What this task involves: Return each line holding the string "Roland".

━━ Listed entries

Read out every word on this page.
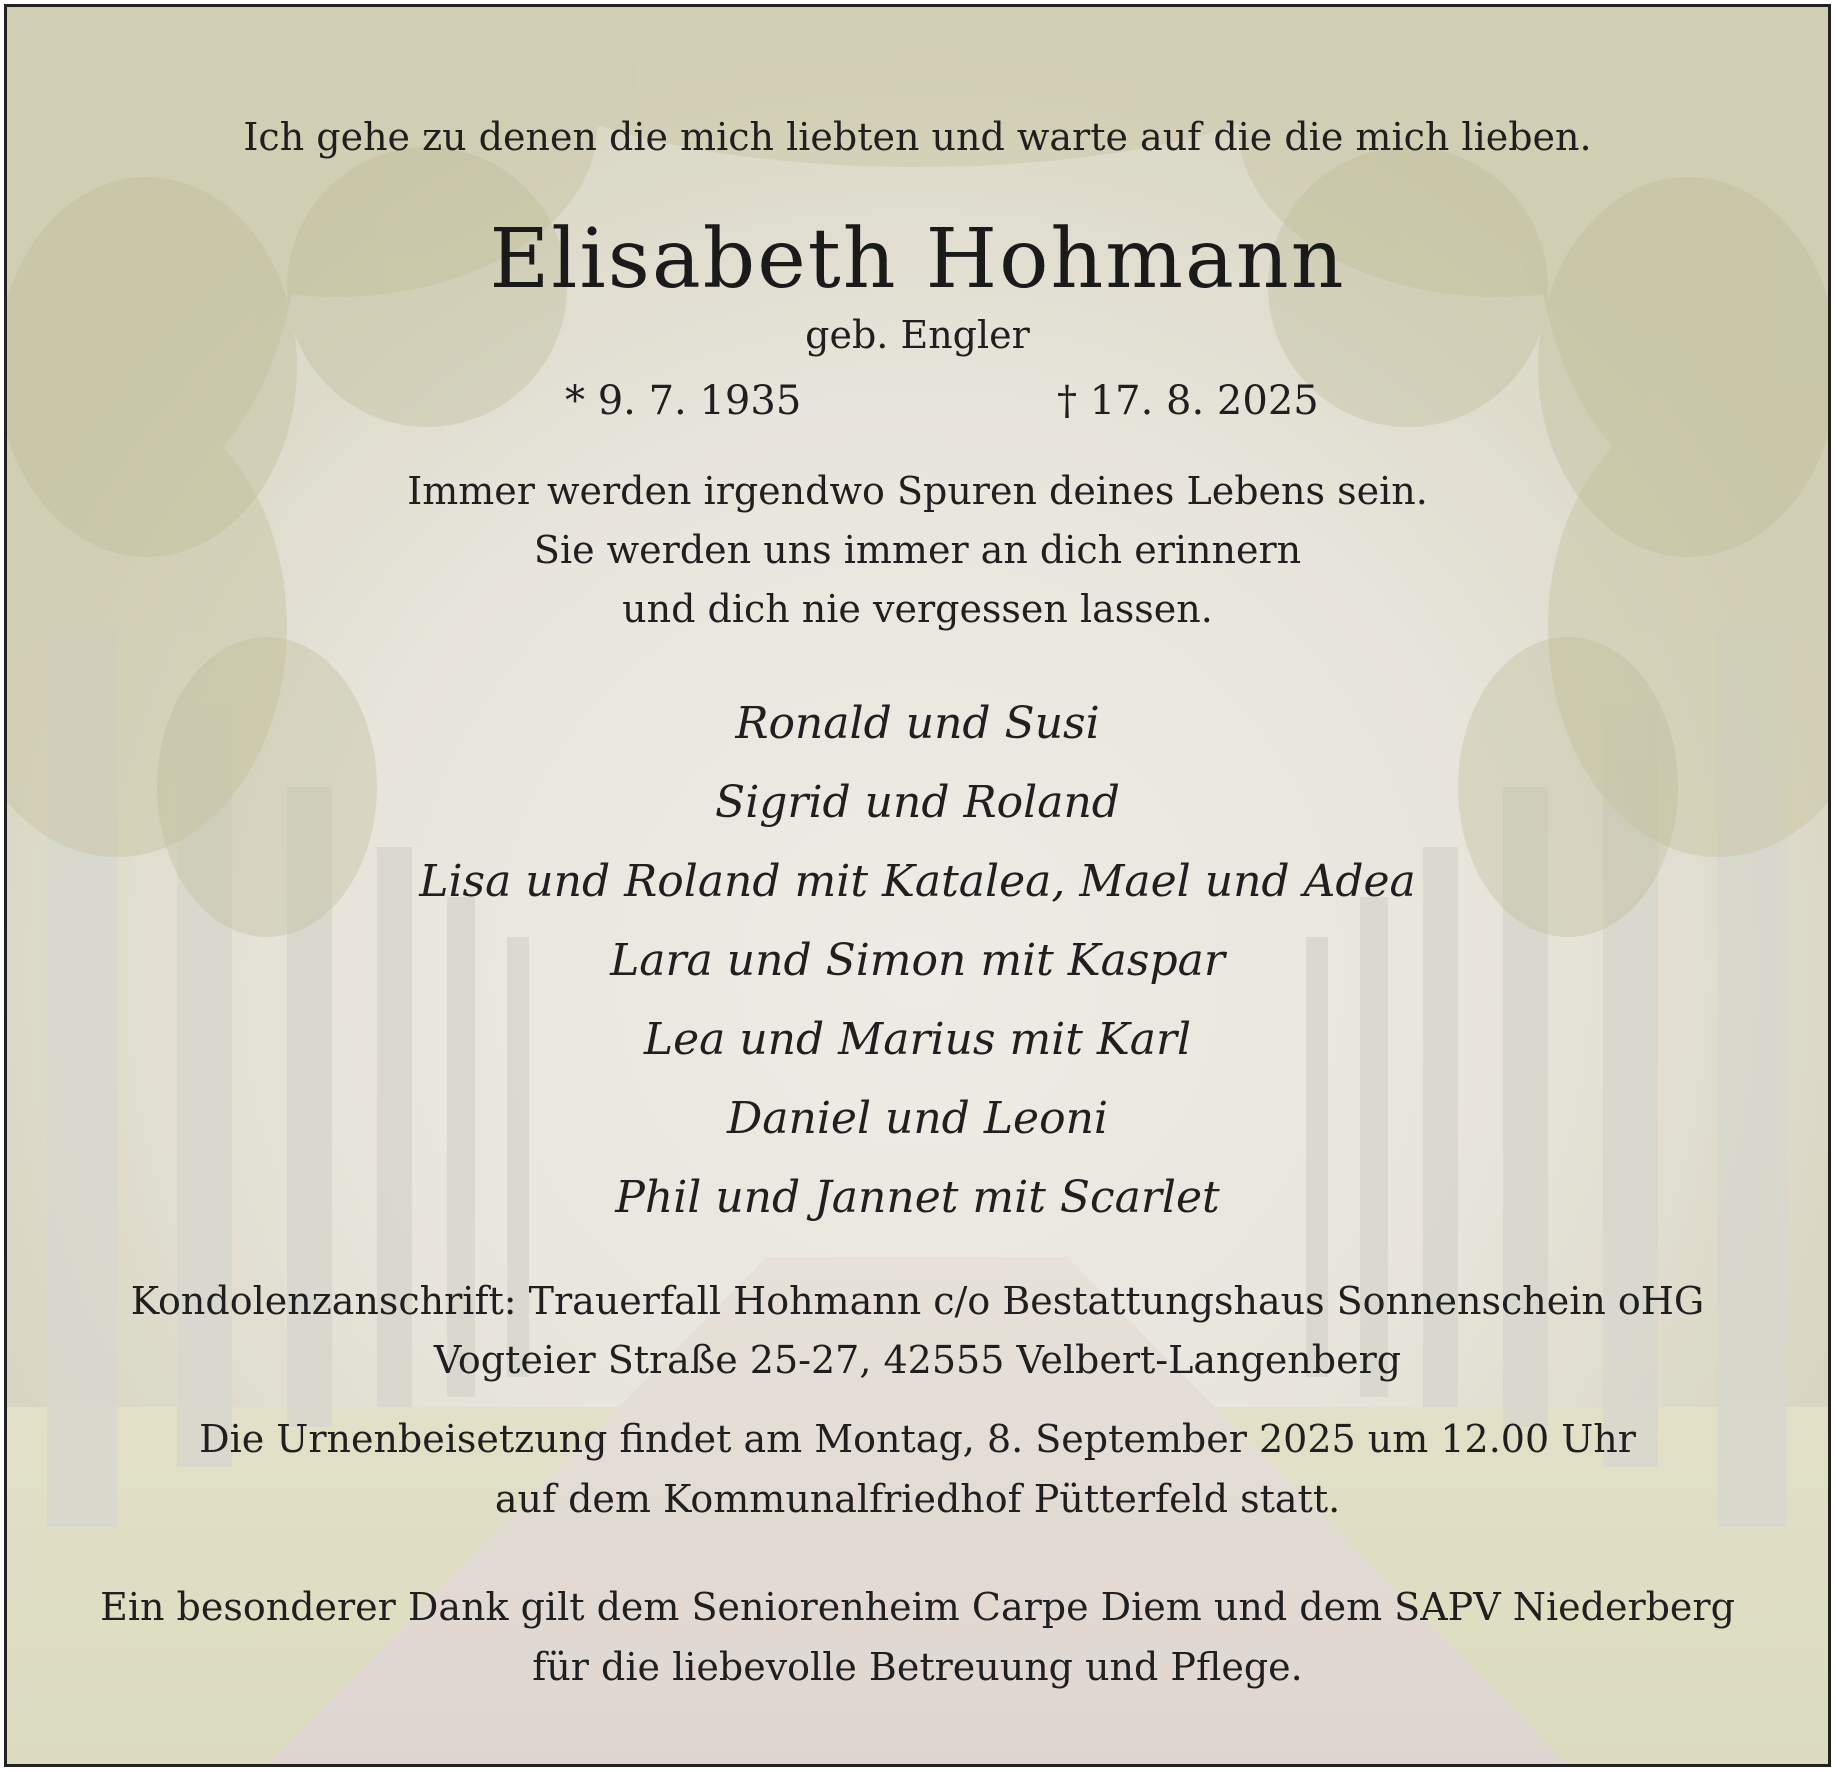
Ich gehe zu denen die mich liebten und warte auf die die mich lieben.
Elisabeth Hohmann
geb. Engler
* 9. 7. 1935	† 17. 8. 2025
Immer werden irgendwo Spuren deines Lebens sein.
Sie werden uns immer an dich erinnern
und dich nie vergessen lassen.
Ronald und Susi
Sigrid und Roland
Lisa und Roland mit Katalea, Mael und Adea
Lara und Simon mit Kaspar
Lea und Marius mit Karl
Daniel und Leoni
Phil und Jannet mit Scarlet
Kondolenzanschrift: Trauerfall Hohmann c/o Bestattungshaus Sonnenschein oHG
Vogteier Straße 25-27, 42555 Velbert-Langenberg
Die Urnenbeisetzung findet am Montag, 8. September 2025 um 12.00 Uhr
auf dem Kommunalfriedhof Pütterfeld statt.
Ein besonderer Dank gilt dem Seniorenheim Carpe Diem und dem SAPV Niederberg
für die liebevolle Betreuung und Pflege.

━━━━

Expected answer:
Sigrid und Roland
Lisa und Roland mit Katalea, Mael und Adea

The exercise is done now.